Supplied material:

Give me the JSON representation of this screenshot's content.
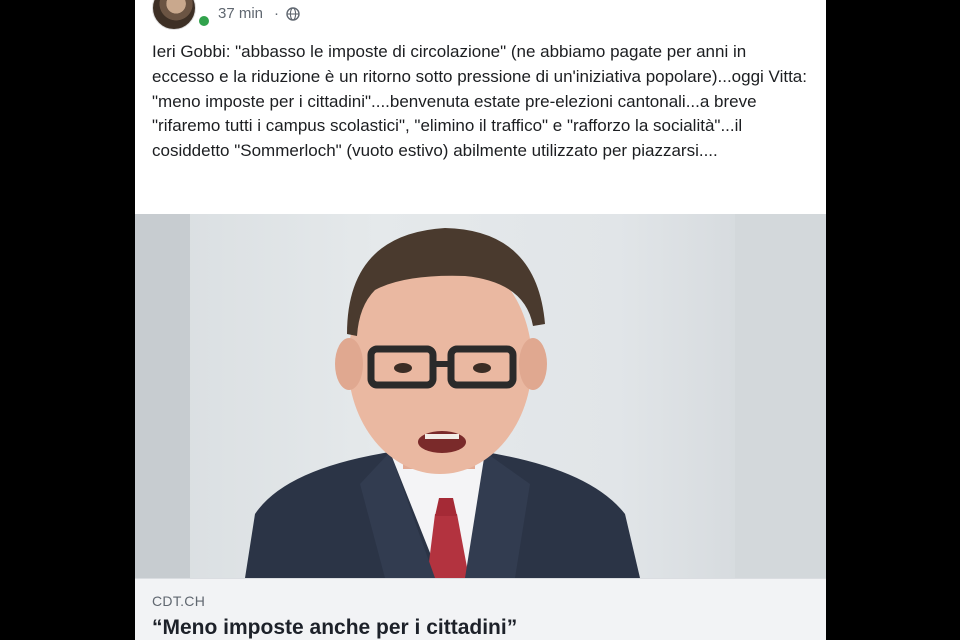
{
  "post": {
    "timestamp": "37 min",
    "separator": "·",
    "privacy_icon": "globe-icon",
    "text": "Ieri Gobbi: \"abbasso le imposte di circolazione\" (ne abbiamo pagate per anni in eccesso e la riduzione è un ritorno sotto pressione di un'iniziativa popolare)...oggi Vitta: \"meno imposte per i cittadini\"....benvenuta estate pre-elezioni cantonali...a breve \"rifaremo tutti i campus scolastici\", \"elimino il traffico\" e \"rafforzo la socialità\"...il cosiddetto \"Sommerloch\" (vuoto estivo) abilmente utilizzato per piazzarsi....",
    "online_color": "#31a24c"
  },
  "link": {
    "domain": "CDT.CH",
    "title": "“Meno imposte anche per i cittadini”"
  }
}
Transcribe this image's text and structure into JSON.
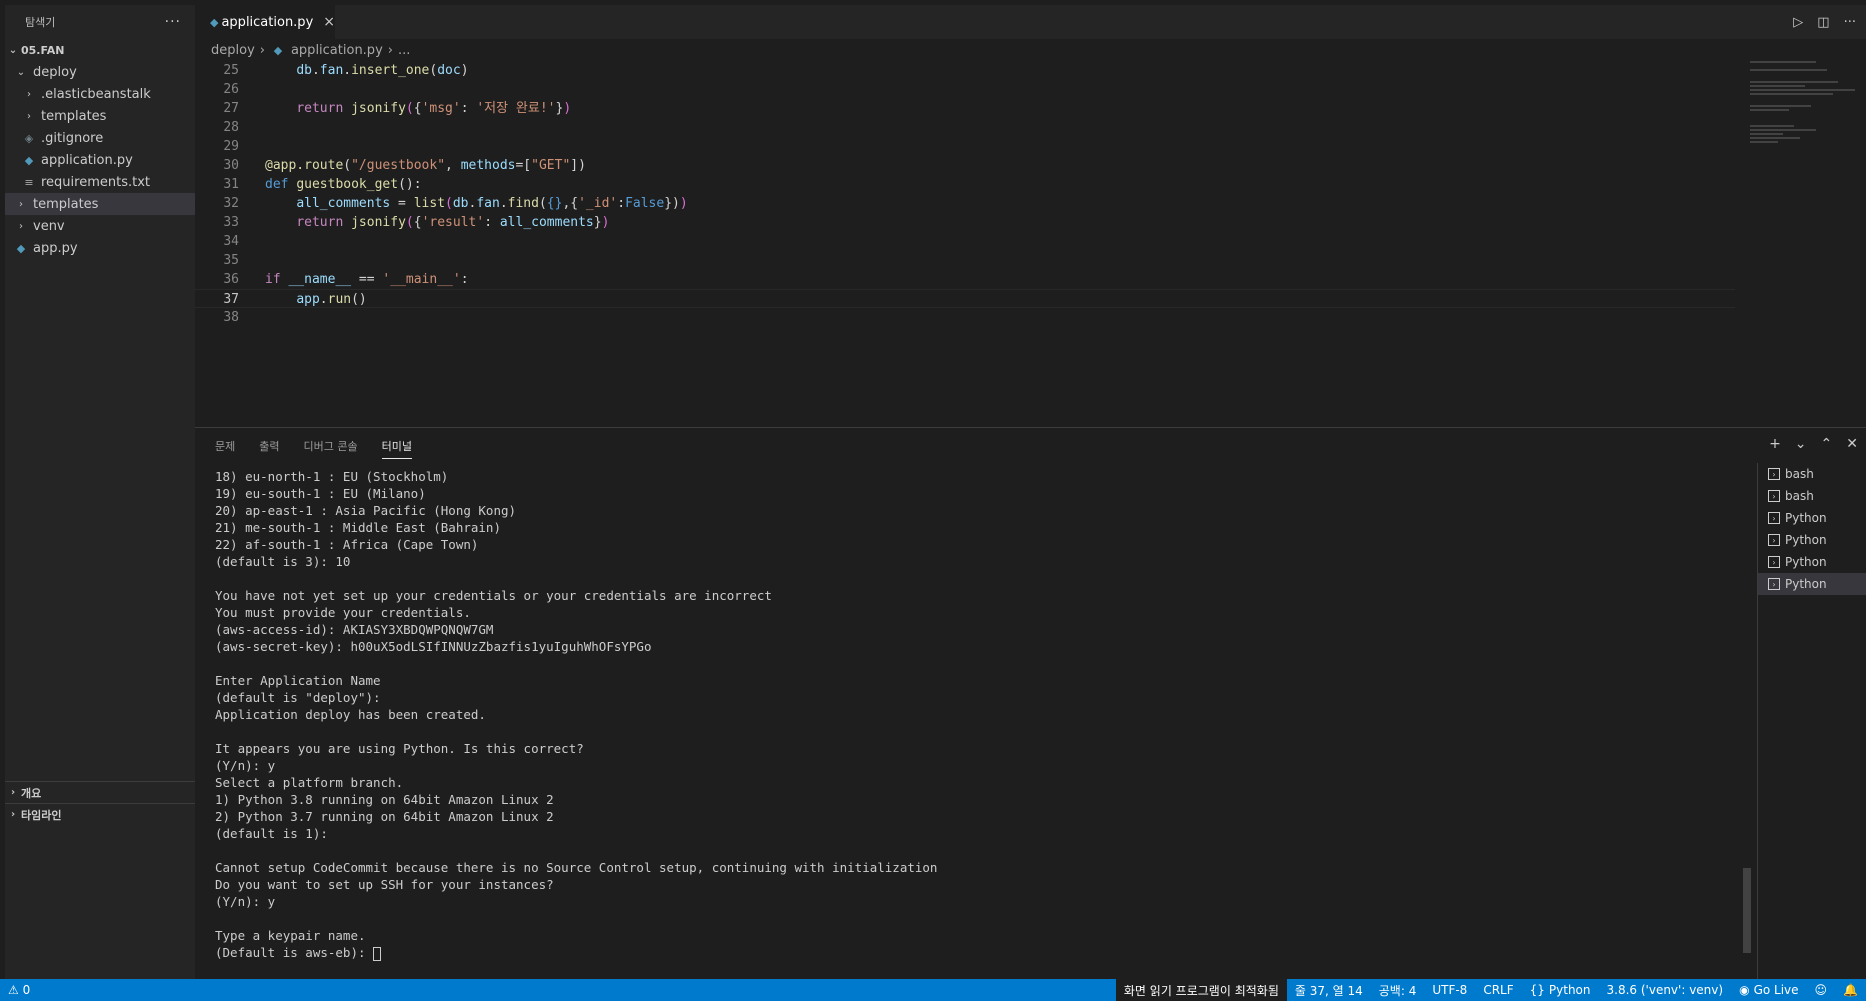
--
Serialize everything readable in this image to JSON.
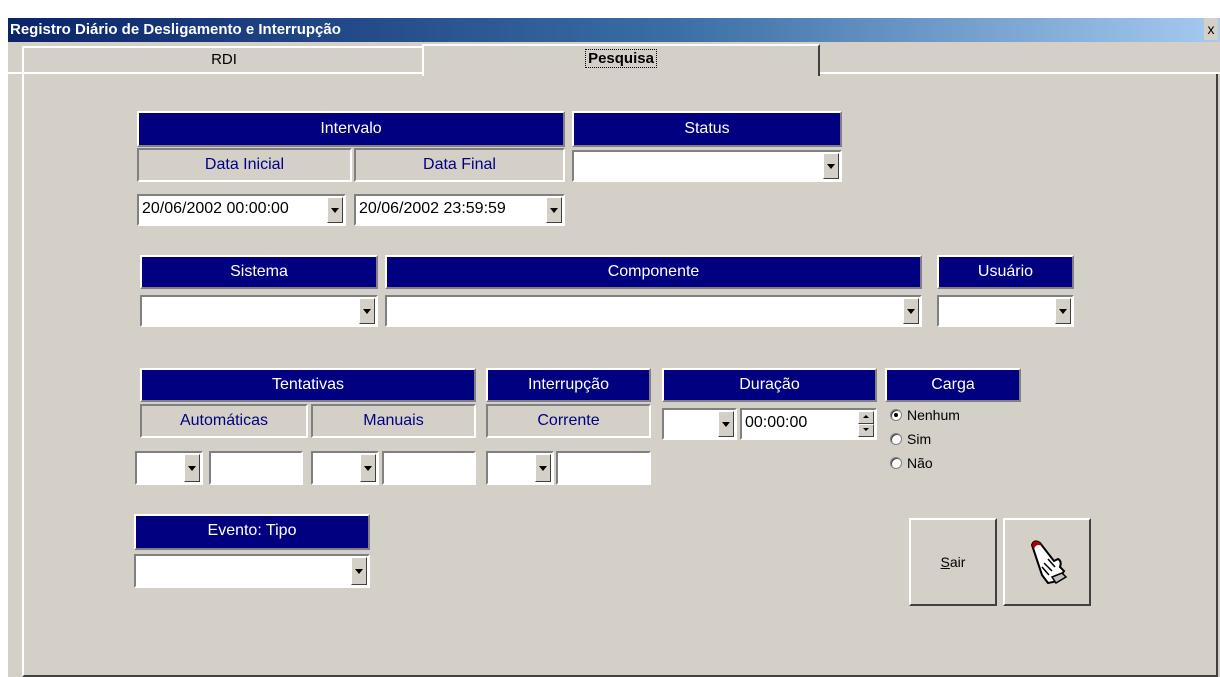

Written problem: Write out the lines from the one containing "Give me the" down to the one containing "Transcribe this image's", both included, exactly as they appear. Leave out any pictures.

Correct response:
Give me the JSON representation of this screenshot's content.
{
  "post": {
    "timestamp": "37 min",
    "separator": "·",
    "privacy_icon": "globe-icon",
    "text": "Ieri Gobbi: \"abbasso le imposte di circolazione\" (ne abbiamo pagate per anni in eccesso e la riduzione è un ritorno sotto pressione di un'iniziativa popolare)...oggi Vitta: \"meno imposte per i cittadini\"....benvenuta estate pre-elezioni cantonali...a breve \"rifaremo tutti i campus scolastici\", \"elimino il traffico\" e \"rafforzo la socialità\"...il cosiddetto \"Sommerloch\" (vuoto estivo) abilmente utilizzato per piazzarsi....",
    "online_color": "#31a24c"
  },
  "link": {
    "domain": "CDT.CH",
    "title": "“Meno imposte anche per i cittadini”"
  }
}
Transcribe this image's text and structure into JSON.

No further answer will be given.